Begin EXCERPT TO READ

/ Money

Update: Do you support our super-complaint on scams?

Bank transfer scams

Imagine this: You’ve had some building work done on your house and you’re arranging to pay the builder. Then you receive an email from your builder informing you that their bank account details have changed…

You transfer the money to them.

Later on, you find out the email was from a fraudster.

They had made their email virtually identical to the ones that you’d received from the builders before. You’ve been scammed – and you’ve got no right to get your money back from your bank.

Bank transfer scams super-complaint

Which? is using its legal powers to make a super-complaint to one of the financial regulators – the Payment Systems Regulator (PSR). We think banks need to do more to protect customers who are tricked into transferring money to a fraudster.

Some people might well think ‘that’ll never happen to me!’ They might say that people who are scammed should simply get better at protecting themselves.

But it’s an issue that comes up time and time again, with some people getting conned out of their life savings.

You only have to read the harrowing real life stories in our super-complaint to realise that these scams are often so sophisticated that it’s impossible for people to be savvy enough to completely protect themselves. And the people being scammed are not only the stereotypical vulnerable groups; they are often financially and technologically literate.

When we asked over 1,000 members of the public if they could spot the difference between real and spoof emails, we found that 50% of people were fooled by these sophisticated scams. Ultimately, people can only protect themselves so far, and with scams on the rise, we all need greater protection.

So what do we want?

Which? thinks banks should shoulder more responsibility for money lost to bank transfer scams. It’s unfair that customers who lose money due to scams via direct debit or credit and debit cards are reimbursed, for example, but not bank transfers. This would give banks an incentive to develop better mechanisms to prevent the fraud in the first place.

End EXCERPT TO READ

(THINGS TO DO):
a - In the bank transfer scams article, which financial regulator is Which? making its super-complaint to?
b - Reproduce the bank transfer scams article from "Which? thinks banks" down to "the first place.".

Begin STORED ROWS

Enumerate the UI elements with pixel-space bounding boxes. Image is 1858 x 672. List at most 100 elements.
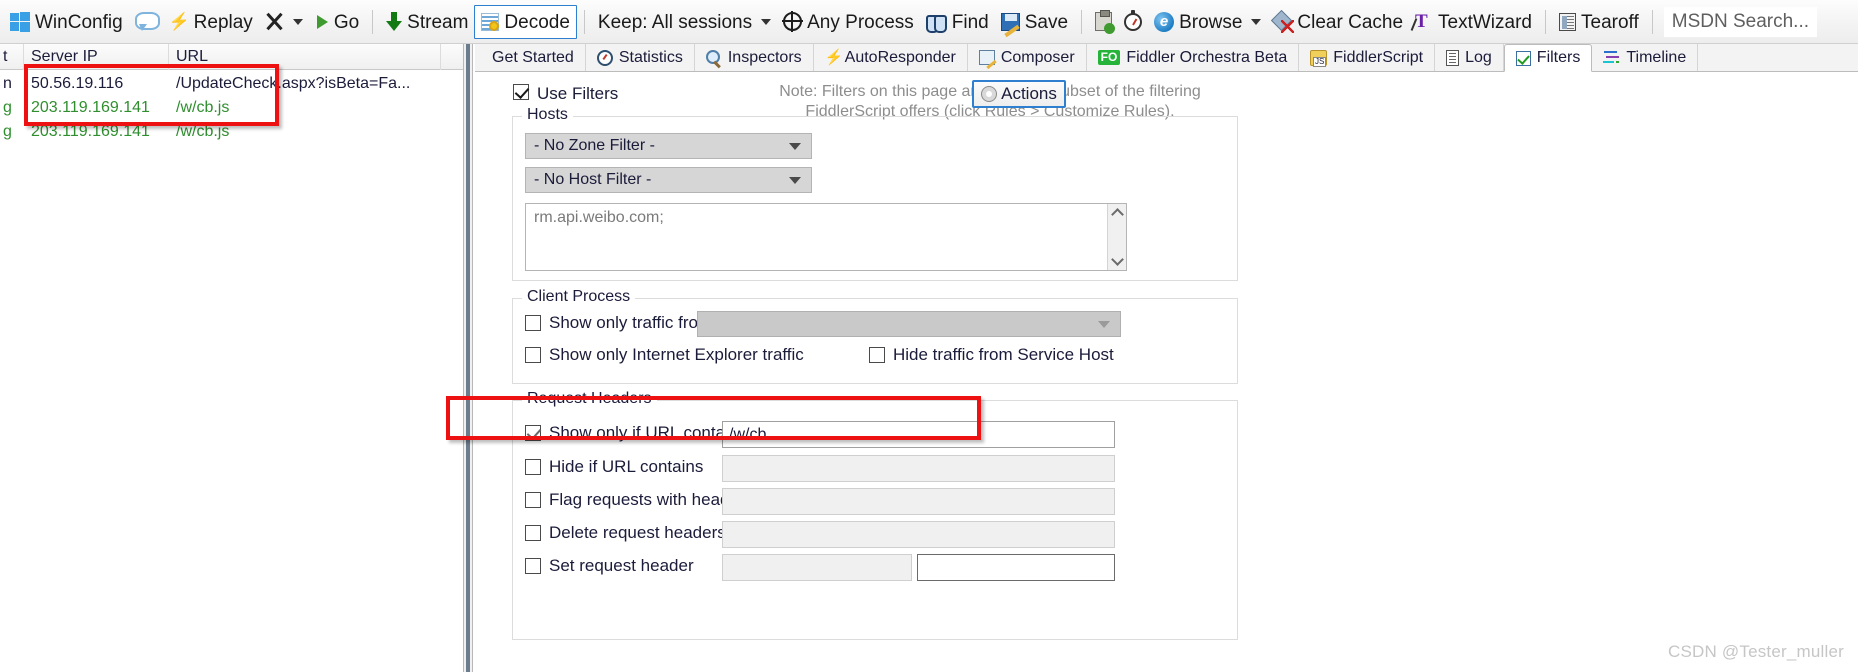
set-request-header-row[interactable]: Set request header [525, 556, 694, 576]
flag-requests-with-headers-input[interactable] [722, 488, 1115, 515]
zone-filter-dropdown[interactable]: - No Zone Filter - [525, 133, 812, 159]
toolbar-save-button[interactable]: Save [995, 5, 1074, 39]
actions-button[interactable]: Actions [972, 80, 1066, 108]
tab-statistics[interactable]: Statistics [585, 44, 695, 71]
tab-log[interactable]: Log [1435, 44, 1504, 71]
toolbar-winconfig-button[interactable]: WinConfig [4, 5, 129, 39]
hide-service-host-row[interactable]: Hide traffic from Service Host [869, 345, 1114, 365]
tab-inspectors[interactable]: Inspectors [694, 44, 814, 71]
toolbar-comment-button[interactable] [129, 5, 163, 39]
scroll-down-icon[interactable] [1108, 253, 1126, 270]
toolbar-go-button[interactable]: Go [309, 5, 365, 39]
tab-fiddlerscript[interactable]: FiddlerScript [1299, 44, 1436, 71]
set-request-header-name-input[interactable] [722, 554, 912, 581]
toolbar-screenshot-button[interactable] [1089, 5, 1118, 39]
tab-label: Filters [1536, 49, 1581, 66]
chevron-down-icon [789, 177, 801, 184]
tab-label: Statistics [618, 48, 683, 66]
session-column-header-extra[interactable] [441, 44, 463, 70]
toolbar-keep-sessions-dropdown[interactable]: Keep: All sessions [592, 5, 777, 39]
show-only-ie-traffic-checkbox[interactable] [525, 347, 541, 363]
session-column-header-url[interactable]: URL [169, 43, 441, 70]
toolbar-separator [1081, 9, 1083, 34]
toolbar-replay-button[interactable]: ⚡ Replay [163, 5, 259, 39]
hide-if-url-contains-label: Hide if URL contains [549, 457, 704, 476]
delete-request-headers-row[interactable]: Delete request headers [525, 523, 726, 543]
tab-autoresponder[interactable]: ⚡ AutoResponder [813, 44, 968, 71]
scroll-up-icon[interactable] [1108, 204, 1126, 221]
toolbar-find-button[interactable]: Find [920, 5, 995, 39]
client-process-group-title: Client Process [522, 288, 636, 306]
toolbar-clear-cache-label: Clear Cache [1297, 12, 1404, 33]
tab-timeline[interactable]: Timeline [1592, 44, 1699, 71]
show-only-url-contains-row[interactable]: Show only if URL contains [525, 423, 747, 443]
log-icon [1446, 49, 1460, 66]
hide-service-host-label: Hide traffic from Service Host [893, 345, 1114, 364]
toolbar-decode-button[interactable]: Decode [474, 4, 577, 39]
panel-splitter[interactable] [463, 44, 473, 672]
show-only-url-contains-input[interactable]: /w/cb [722, 421, 1115, 448]
request-headers-group: Request Headers Show only if URL contain… [512, 390, 1238, 640]
stream-arrow-icon [386, 11, 403, 32]
flag-requests-with-headers-checkbox[interactable] [525, 492, 541, 508]
toolbar-browse-button[interactable]: e Browse [1148, 5, 1267, 39]
table-row[interactable]: g 203.119.169.141 /w/cb.js [0, 120, 463, 144]
use-filters-label: Use Filters [537, 84, 619, 103]
toolbar-stream-label: Stream [407, 12, 469, 33]
use-filters-row[interactable]: Use Filters [513, 84, 618, 104]
toolbar-tearoff-button[interactable]: Tearoff [1553, 5, 1645, 39]
tab-filters[interactable]: Filters [1503, 44, 1593, 72]
set-request-header-checkbox[interactable] [525, 558, 541, 574]
toolbar-clear-cache-button[interactable]: Clear Cache [1267, 5, 1409, 39]
hide-service-host-checkbox[interactable] [869, 347, 885, 363]
request-headers-group-title: Request Headers [522, 390, 657, 408]
chevron-down-icon[interactable] [761, 18, 772, 25]
toolbar-any-process-button[interactable]: Any Process [777, 5, 920, 39]
tab-label: Get Started [492, 48, 574, 66]
host-filter-value: - No Host Filter - [534, 171, 652, 188]
delete-request-headers-input[interactable] [722, 521, 1115, 548]
hosts-scrollbar[interactable] [1107, 204, 1126, 270]
stopwatch-icon [1124, 9, 1143, 31]
table-row[interactable]: n 50.56.19.116 /UpdateCheck.aspx?isBeta=… [0, 72, 463, 96]
flag-requests-with-headers-row[interactable]: Flag requests with headers [525, 490, 753, 510]
toolbar-textwizard-button[interactable]: T TextWizard [1409, 5, 1538, 39]
set-request-header-value-input[interactable] [917, 554, 1115, 581]
chevron-down-icon[interactable] [292, 18, 303, 25]
session-row-server-ip: 203.119.169.141 [31, 99, 150, 116]
session-row-url: /w/cb.js [176, 99, 230, 116]
msdn-search-input[interactable]: MSDN Search... [1663, 6, 1818, 37]
session-row-server-ip: 203.119.169.141 [31, 123, 150, 140]
toolbar-tearoff-label: Tearoff [1581, 12, 1639, 33]
chevron-down-icon[interactable] [1251, 18, 1262, 25]
replay-icon: ⚡ [168, 11, 190, 31]
show-only-ie-traffic-row[interactable]: Show only Internet Explorer traffic [525, 345, 804, 365]
show-only-url-contains-checkbox[interactable] [525, 425, 541, 441]
toolbar-remove-button[interactable] [259, 5, 309, 39]
hosts-group: Hosts - No Zone Filter - - No Host Filte… [512, 106, 1238, 281]
play-go-icon [315, 14, 329, 30]
host-list-textarea[interactable]: rm.api.weibo.com; [525, 203, 1127, 271]
toolbar-decode-label: Decode [504, 12, 570, 33]
use-filters-checkbox[interactable] [513, 84, 529, 100]
toolbar-timer-button[interactable] [1118, 5, 1148, 39]
client-process-dropdown[interactable] [697, 311, 1121, 337]
session-column-header-server-ip[interactable]: Server IP [24, 43, 169, 70]
session-row-server-ip: 50.56.19.116 [31, 75, 124, 92]
hide-if-url-contains-input[interactable] [722, 455, 1115, 482]
toolbar-stream-button[interactable]: Stream [380, 5, 474, 39]
host-filter-dropdown[interactable]: - No Host Filter - [525, 167, 812, 193]
tab-label: Composer [1000, 48, 1075, 66]
table-row[interactable]: g 203.119.169.141 /w/cb.js [0, 96, 463, 120]
show-only-traffic-from-checkbox[interactable] [525, 315, 541, 331]
show-only-ie-traffic-label: Show only Internet Explorer traffic [549, 345, 804, 364]
hide-if-url-contains-row[interactable]: Hide if URL contains [525, 457, 703, 477]
delete-request-headers-checkbox[interactable] [525, 525, 541, 541]
show-only-traffic-from-row[interactable]: Show only traffic from [525, 313, 712, 333]
toolbar-replay-label: Replay [193, 12, 253, 33]
session-column-header-flag[interactable]: t [0, 43, 24, 70]
tab-fiddler-orchestra-beta[interactable]: FO Fiddler Orchestra Beta [1086, 44, 1300, 71]
tab-get-started[interactable]: Get Started [481, 44, 586, 71]
hide-if-url-contains-checkbox[interactable] [525, 459, 541, 475]
tab-composer[interactable]: Composer [967, 44, 1087, 71]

End STORED ROWS

(EXPECTED RESPONSES):
a - The Payment Systems Regulator (PSR).

b -
Which? thinks banks should shoulder more responsibility for money lost to bank transfer scams. It’s unfair that customers who lose money due to scams via direct debit or credit and debit cards are reimbursed, for example, but not bank transfers. This would give banks an incentive to develop better mechanisms to prevent the fraud in the first place.